(Exercise description)
Return every line of the data below that includes the string "charge".

+++

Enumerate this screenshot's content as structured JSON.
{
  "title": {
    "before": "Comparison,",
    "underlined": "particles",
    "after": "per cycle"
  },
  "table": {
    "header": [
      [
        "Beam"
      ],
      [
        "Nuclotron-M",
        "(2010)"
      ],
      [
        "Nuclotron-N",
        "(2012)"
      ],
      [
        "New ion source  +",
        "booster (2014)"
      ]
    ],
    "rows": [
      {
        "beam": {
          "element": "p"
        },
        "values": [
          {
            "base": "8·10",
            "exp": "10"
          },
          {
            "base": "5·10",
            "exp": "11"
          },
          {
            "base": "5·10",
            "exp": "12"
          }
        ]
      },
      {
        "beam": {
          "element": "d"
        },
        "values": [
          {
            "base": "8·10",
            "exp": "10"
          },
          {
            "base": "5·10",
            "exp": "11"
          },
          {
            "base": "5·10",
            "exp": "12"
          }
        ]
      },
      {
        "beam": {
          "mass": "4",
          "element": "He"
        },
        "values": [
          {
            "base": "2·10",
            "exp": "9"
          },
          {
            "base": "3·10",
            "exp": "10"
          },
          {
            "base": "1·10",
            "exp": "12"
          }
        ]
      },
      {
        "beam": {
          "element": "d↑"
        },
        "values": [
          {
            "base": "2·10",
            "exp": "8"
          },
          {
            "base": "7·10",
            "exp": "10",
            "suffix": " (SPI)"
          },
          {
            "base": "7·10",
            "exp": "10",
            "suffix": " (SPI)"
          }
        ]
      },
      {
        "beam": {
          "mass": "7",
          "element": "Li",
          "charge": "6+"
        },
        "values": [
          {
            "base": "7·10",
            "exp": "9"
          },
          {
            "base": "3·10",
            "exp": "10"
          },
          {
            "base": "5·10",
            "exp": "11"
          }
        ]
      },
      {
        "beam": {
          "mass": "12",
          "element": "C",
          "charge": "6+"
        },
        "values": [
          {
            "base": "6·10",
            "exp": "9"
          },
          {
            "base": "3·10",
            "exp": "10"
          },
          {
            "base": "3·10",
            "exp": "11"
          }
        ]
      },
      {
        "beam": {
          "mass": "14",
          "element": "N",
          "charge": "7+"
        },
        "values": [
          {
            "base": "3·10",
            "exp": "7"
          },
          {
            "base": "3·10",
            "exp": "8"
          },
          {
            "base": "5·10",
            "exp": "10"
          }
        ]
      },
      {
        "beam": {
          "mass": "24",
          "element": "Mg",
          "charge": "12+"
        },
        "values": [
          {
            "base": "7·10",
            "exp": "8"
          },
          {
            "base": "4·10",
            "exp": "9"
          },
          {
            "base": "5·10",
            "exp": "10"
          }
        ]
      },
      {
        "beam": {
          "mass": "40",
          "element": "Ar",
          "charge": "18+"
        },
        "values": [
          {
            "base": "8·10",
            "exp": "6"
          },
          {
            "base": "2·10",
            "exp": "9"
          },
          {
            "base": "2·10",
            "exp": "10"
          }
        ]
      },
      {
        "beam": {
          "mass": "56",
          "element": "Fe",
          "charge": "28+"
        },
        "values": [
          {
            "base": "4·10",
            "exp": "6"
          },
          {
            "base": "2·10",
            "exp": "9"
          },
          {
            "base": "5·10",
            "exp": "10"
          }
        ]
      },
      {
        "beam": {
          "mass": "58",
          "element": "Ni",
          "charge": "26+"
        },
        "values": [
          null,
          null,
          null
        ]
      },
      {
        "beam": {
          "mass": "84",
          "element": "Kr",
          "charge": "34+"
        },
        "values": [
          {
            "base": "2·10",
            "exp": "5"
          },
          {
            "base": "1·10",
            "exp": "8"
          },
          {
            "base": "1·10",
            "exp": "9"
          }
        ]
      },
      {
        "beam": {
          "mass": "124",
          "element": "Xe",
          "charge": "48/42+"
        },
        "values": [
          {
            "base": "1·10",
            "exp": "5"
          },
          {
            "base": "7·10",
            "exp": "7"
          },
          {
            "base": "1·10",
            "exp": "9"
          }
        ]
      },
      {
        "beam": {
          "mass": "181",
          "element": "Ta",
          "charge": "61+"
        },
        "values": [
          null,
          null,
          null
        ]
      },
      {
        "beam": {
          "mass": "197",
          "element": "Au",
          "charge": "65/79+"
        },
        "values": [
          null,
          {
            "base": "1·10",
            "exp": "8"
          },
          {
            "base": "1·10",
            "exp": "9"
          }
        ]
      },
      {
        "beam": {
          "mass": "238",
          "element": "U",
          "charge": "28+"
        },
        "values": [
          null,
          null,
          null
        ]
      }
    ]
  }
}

+++

(Right answer)
          "charge": "6+"
          "charge": "6+"
          "charge": "7+"
          "charge": "12+"
          "charge": "18+"
          "charge": "28+"
          "charge": "26+"
          "charge": "34+"
          "charge": "48/42+"
          "charge": "61+"
          "charge": "65/79+"
          "charge": "28+"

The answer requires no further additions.